Exercise task: Extract every line below, verbatim.
--- start of Records for this exercise ---
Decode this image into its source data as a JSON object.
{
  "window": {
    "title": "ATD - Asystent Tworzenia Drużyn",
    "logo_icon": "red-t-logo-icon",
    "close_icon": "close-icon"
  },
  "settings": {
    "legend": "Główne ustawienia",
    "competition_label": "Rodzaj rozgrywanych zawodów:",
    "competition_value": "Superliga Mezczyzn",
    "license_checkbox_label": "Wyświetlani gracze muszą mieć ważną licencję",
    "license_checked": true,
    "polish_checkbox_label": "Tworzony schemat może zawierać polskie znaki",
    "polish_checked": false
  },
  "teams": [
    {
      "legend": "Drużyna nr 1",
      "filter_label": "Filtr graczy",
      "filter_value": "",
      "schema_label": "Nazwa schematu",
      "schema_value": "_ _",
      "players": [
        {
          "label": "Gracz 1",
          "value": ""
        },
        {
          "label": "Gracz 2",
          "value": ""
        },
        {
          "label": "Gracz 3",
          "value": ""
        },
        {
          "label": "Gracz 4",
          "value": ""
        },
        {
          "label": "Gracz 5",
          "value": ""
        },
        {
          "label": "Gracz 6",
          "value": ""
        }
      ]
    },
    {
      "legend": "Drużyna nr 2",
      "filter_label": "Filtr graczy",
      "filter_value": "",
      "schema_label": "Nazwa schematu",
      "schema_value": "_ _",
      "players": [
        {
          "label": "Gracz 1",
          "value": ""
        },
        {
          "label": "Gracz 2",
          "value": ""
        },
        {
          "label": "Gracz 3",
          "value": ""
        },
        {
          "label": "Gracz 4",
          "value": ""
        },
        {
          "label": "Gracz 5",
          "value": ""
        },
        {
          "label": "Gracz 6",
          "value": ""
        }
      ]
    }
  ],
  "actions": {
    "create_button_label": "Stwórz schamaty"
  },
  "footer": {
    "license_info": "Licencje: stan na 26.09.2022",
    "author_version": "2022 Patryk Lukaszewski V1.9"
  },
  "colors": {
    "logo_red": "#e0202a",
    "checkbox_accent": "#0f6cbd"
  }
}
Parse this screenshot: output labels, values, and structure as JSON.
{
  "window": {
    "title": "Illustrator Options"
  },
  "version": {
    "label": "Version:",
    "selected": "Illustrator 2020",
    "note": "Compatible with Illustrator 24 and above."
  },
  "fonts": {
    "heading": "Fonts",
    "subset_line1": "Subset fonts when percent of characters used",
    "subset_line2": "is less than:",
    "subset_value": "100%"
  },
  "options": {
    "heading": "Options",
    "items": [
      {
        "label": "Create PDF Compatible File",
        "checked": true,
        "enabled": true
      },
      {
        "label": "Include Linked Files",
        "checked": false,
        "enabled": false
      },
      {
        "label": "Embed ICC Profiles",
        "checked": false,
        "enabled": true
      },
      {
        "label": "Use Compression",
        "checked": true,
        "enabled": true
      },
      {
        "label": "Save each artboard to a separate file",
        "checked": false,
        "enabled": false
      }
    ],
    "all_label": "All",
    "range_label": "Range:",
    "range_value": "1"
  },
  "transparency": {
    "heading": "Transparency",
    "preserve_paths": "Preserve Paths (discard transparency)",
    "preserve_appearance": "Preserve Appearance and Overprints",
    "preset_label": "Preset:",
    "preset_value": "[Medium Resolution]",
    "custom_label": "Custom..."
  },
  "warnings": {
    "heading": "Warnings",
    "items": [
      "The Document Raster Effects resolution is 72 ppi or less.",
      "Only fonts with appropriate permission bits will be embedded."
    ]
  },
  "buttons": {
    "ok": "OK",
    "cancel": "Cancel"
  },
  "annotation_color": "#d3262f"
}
--- end of Records for this exercise ---
The output:
Decode this image into its source data as a JSON object.
{
  "window": {
    "title": "ATD - Asystent Tworzenia Drużyn",
    "logo_icon": "red-t-logo-icon",
    "close_icon": "close-icon"
  },
  "settings": {
    "legend": "Główne ustawienia",
    "competition_label": "Rodzaj rozgrywanych zawodów:",
    "competition_value": "Superliga Mezczyzn",
    "license_checkbox_label": "Wyświetlani gracze muszą mieć ważną licencję",
    "license_checked": true,
    "polish_checkbox_label": "Tworzony schemat może zawierać polskie znaki",
    "polish_checked": false
  },
  "teams": [
    {
      "legend": "Drużyna nr 1",
      "filter_label": "Filtr graczy",
      "filter_value": "",
      "schema_label": "Nazwa schematu",
      "schema_value": "_ _",
      "players": [
        {
          "label": "Gracz 1",
          "value": ""
        },
        {
          "label": "Gracz 2",
          "value": ""
        },
        {
          "label": "Gracz 3",
          "value": ""
        },
        {
          "label": "Gracz 4",
          "value": ""
        },
        {
          "label": "Gracz 5",
          "value": ""
        },
        {
          "label": "Gracz 6",
          "value": ""
        }
      ]
    },
    {
      "legend": "Drużyna nr 2",
      "filter_label": "Filtr graczy",
      "filter_value": "",
      "schema_label": "Nazwa schematu",
      "schema_value": "_ _",
      "players": [
        {
          "label": "Gracz 1",
          "value": ""
        },
        {
          "label": "Gracz 2",
          "value": ""
        },
        {
          "label": "Gracz 3",
          "value": ""
        },
        {
          "label": "Gracz 4",
          "value": ""
        },
        {
          "label": "Gracz 5",
          "value": ""
        },
        {
          "label": "Gracz 6",
          "value": ""
        }
      ]
    }
  ],
  "actions": {
    "create_button_label": "Stwórz schamaty"
  },
  "footer": {
    "license_info": "Licencje: stan na 26.09.2022",
    "author_version": "2022 Patryk Lukaszewski V1.9"
  },
  "colors": {
    "logo_red": "#e0202a",
    "checkbox_accent": "#0f6cbd"
  }
}
Parse this screenshot: output labels, values, and structure as JSON.
{
  "window": {
    "title": "Illustrator Options"
  },
  "version": {
    "label": "Version:",
    "selected": "Illustrator 2020",
    "note": "Compatible with Illustrator 24 and above."
  },
  "fonts": {
    "heading": "Fonts",
    "subset_line1": "Subset fonts when percent of characters used",
    "subset_line2": "is less than:",
    "subset_value": "100%"
  },
  "options": {
    "heading": "Options",
    "items": [
      {
        "label": "Create PDF Compatible File",
        "checked": true,
        "enabled": true
      },
      {
        "label": "Include Linked Files",
        "checked": false,
        "enabled": false
      },
      {
        "label": "Embed ICC Profiles",
        "checked": false,
        "enabled": true
      },
      {
        "label": "Use Compression",
        "checked": true,
        "enabled": true
      },
      {
        "label": "Save each artboard to a separate file",
        "checked": false,
        "enabled": false
      }
    ],
    "all_label": "All",
    "range_label": "Range:",
    "range_value": "1"
  },
  "transparency": {
    "heading": "Transparency",
    "preserve_paths": "Preserve Paths (discard transparency)",
    "preserve_appearance": "Preserve Appearance and Overprints",
    "preset_label": "Preset:",
    "preset_value": "[Medium Resolution]",
    "custom_label": "Custom..."
  },
  "warnings": {
    "heading": "Warnings",
    "items": [
      "The Document Raster Effects resolution is 72 ppi or less.",
      "Only fonts with appropriate permission bits will be embedded."
    ]
  },
  "buttons": {
    "ok": "OK",
    "cancel": "Cancel"
  },
  "annotation_color": "#d3262f"
}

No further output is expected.